• TASK TO COMPLETE: The entries need to be copied exactly.

****

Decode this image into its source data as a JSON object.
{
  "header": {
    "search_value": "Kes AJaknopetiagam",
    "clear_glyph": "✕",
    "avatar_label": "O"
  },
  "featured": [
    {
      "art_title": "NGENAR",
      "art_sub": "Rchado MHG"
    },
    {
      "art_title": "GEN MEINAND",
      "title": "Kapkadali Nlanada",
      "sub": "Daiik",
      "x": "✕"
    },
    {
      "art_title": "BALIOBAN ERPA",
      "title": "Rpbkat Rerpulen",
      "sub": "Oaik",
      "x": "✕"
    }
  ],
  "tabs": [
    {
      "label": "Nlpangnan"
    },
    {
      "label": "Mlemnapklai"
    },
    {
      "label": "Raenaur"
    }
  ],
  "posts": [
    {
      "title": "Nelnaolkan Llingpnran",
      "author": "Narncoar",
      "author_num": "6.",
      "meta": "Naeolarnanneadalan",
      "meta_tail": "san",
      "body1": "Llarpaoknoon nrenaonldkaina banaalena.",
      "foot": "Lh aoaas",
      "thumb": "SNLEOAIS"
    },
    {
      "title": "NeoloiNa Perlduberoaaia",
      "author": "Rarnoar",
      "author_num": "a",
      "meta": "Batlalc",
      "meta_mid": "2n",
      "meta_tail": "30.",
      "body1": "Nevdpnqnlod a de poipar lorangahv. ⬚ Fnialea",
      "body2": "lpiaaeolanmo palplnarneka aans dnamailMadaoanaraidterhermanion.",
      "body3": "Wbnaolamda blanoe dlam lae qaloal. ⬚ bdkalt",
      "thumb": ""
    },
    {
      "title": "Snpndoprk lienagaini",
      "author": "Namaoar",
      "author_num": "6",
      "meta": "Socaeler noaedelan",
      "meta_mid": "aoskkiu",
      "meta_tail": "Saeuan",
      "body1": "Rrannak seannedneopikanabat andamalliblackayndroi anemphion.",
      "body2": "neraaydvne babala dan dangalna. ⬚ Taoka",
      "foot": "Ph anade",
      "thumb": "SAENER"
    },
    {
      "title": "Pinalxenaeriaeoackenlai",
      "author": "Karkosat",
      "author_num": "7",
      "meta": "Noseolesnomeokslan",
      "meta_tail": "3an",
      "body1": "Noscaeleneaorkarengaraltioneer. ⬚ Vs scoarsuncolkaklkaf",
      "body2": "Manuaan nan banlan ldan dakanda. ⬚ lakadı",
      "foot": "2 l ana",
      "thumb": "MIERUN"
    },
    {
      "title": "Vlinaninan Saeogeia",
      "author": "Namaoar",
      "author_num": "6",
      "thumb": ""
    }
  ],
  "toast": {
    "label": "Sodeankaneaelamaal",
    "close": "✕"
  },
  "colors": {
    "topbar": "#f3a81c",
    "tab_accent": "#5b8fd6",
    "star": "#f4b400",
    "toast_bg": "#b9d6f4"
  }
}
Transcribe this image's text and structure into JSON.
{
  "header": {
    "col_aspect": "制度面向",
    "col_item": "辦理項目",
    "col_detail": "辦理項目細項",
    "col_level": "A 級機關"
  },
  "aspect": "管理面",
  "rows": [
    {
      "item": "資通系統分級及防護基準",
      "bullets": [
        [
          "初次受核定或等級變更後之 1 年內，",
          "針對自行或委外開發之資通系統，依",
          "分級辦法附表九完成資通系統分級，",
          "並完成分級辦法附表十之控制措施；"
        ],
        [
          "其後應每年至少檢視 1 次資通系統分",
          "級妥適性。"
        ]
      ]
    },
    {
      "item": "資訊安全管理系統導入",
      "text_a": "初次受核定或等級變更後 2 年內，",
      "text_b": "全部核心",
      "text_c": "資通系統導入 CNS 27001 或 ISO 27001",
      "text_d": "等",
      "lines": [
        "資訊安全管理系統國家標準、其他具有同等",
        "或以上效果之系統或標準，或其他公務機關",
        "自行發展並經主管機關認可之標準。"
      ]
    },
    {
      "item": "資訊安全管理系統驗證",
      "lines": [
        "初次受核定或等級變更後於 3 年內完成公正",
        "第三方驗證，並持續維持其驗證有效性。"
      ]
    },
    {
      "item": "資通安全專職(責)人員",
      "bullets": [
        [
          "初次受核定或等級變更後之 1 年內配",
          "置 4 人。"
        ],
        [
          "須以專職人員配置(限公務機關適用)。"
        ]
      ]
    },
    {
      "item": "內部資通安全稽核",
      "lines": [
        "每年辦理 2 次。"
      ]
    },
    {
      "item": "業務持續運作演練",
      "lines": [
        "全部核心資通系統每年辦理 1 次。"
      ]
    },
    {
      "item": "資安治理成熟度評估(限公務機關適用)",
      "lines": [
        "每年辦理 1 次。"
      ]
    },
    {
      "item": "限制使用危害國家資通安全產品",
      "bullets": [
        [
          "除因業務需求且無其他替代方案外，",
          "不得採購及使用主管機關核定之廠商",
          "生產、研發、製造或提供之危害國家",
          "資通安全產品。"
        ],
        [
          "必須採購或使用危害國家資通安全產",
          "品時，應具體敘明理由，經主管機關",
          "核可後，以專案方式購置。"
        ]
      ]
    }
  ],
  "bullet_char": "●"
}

****

• WORKED ANSWER:
Decode this image into its source data as a JSON object.
{
  "header": {
    "search_value": "Kes AJaknopetiagam",
    "clear_glyph": "✕",
    "avatar_label": "O"
  },
  "featured": [
    {
      "art_title": "NGENAR",
      "art_sub": "Rchado MHG"
    },
    {
      "art_title": "GEN MEINAND",
      "title": "Kapkadali Nlanada",
      "sub": "Daiik",
      "x": "✕"
    },
    {
      "art_title": "BALIOBAN ERPA",
      "title": "Rpbkat Rerpulen",
      "sub": "Oaik",
      "x": "✕"
    }
  ],
  "tabs": [
    {
      "label": "Nlpangnan"
    },
    {
      "label": "Mlemnapklai"
    },
    {
      "label": "Raenaur"
    }
  ],
  "posts": [
    {
      "title": "Nelnaolkan Llingpnran",
      "author": "Narncoar",
      "author_num": "6.",
      "meta": "Naeolarnanneadalan",
      "meta_tail": "san",
      "body1": "Llarpaoknoon nrenaonldkaina banaalena.",
      "foot": "Lh aoaas",
      "thumb": "SNLEOAIS"
    },
    {
      "title": "NeoloiNa Perlduberoaaia",
      "author": "Rarnoar",
      "author_num": "a",
      "meta": "Batlalc",
      "meta_mid": "2n",
      "meta_tail": "30.",
      "body1": "Nevdpnqnlod a de poipar lorangahv. ⬚ Fnialea",
      "body2": "lpiaaeolanmo palplnarneka aans dnamailMadaoanaraidterhermanion.",
      "body3": "Wbnaolamda blanoe dlam lae qaloal. ⬚ bdkalt",
      "thumb": ""
    },
    {
      "title": "Snpndoprk lienagaini",
      "author": "Namaoar",
      "author_num": "6",
      "meta": "Socaeler noaedelan",
      "meta_mid": "aoskkiu",
      "meta_tail": "Saeuan",
      "body1": "Rrannak seannedneopikanabat andamalliblackayndroi anemphion.",
      "body2": "neraaydvne babala dan dangalna. ⬚ Taoka",
      "foot": "Ph anade",
      "thumb": "SAENER"
    },
    {
      "title": "Pinalxenaeriaeoackenlai",
      "author": "Karkosat",
      "author_num": "7",
      "meta": "Noseolesnomeokslan",
      "meta_tail": "3an",
      "body1": "Noscaeleneaorkarengaraltioneer. ⬚ Vs scoarsuncolkaklkaf",
      "body2": "Manuaan nan banlan ldan dakanda. ⬚ lakadı",
      "foot": "2 l ana",
      "thumb": "MIERUN"
    },
    {
      "title": "Vlinaninan Saeogeia",
      "author": "Namaoar",
      "author_num": "6",
      "thumb": ""
    }
  ],
  "toast": {
    "label": "Sodeankaneaelamaal",
    "close": "✕"
  },
  "colors": {
    "topbar": "#f3a81c",
    "tab_accent": "#5b8fd6",
    "star": "#f4b400",
    "toast_bg": "#b9d6f4"
  }
}
Transcribe this image's text and structure into JSON.
{
  "header": {
    "col_aspect": "制度面向",
    "col_item": "辦理項目",
    "col_detail": "辦理項目細項",
    "col_level": "A 級機關"
  },
  "aspect": "管理面",
  "rows": [
    {
      "item": "資通系統分級及防護基準",
      "bullets": [
        [
          "初次受核定或等級變更後之 1 年內，",
          "針對自行或委外開發之資通系統，依",
          "分級辦法附表九完成資通系統分級，",
          "並完成分級辦法附表十之控制措施；"
        ],
        [
          "其後應每年至少檢視 1 次資通系統分",
          "級妥適性。"
        ]
      ]
    },
    {
      "item": "資訊安全管理系統導入",
      "text_a": "初次受核定或等級變更後 2 年內，",
      "text_b": "全部核心",
      "text_c": "資通系統導入 CNS 27001 或 ISO 27001",
      "text_d": "等",
      "lines": [
        "資訊安全管理系統國家標準、其他具有同等",
        "或以上效果之系統或標準，或其他公務機關",
        "自行發展並經主管機關認可之標準。"
      ]
    },
    {
      "item": "資訊安全管理系統驗證",
      "lines": [
        "初次受核定或等級變更後於 3 年內完成公正",
        "第三方驗證，並持續維持其驗證有效性。"
      ]
    },
    {
      "item": "資通安全專職(責)人員",
      "bullets": [
        [
          "初次受核定或等級變更後之 1 年內配",
          "置 4 人。"
        ],
        [
          "須以專職人員配置(限公務機關適用)。"
        ]
      ]
    },
    {
      "item": "內部資通安全稽核",
      "lines": [
        "每年辦理 2 次。"
      ]
    },
    {
      "item": "業務持續運作演練",
      "lines": [
        "全部核心資通系統每年辦理 1 次。"
      ]
    },
    {
      "item": "資安治理成熟度評估(限公務機關適用)",
      "lines": [
        "每年辦理 1 次。"
      ]
    },
    {
      "item": "限制使用危害國家資通安全產品",
      "bullets": [
        [
          "除因業務需求且無其他替代方案外，",
          "不得採購及使用主管機關核定之廠商",
          "生產、研發、製造或提供之危害國家",
          "資通安全產品。"
        ],
        [
          "必須採購或使用危害國家資通安全產",
          "品時，應具體敘明理由，經主管機關",
          "核可後，以專案方式購置。"
        ]
      ]
    }
  ],
  "bullet_char": "●"
}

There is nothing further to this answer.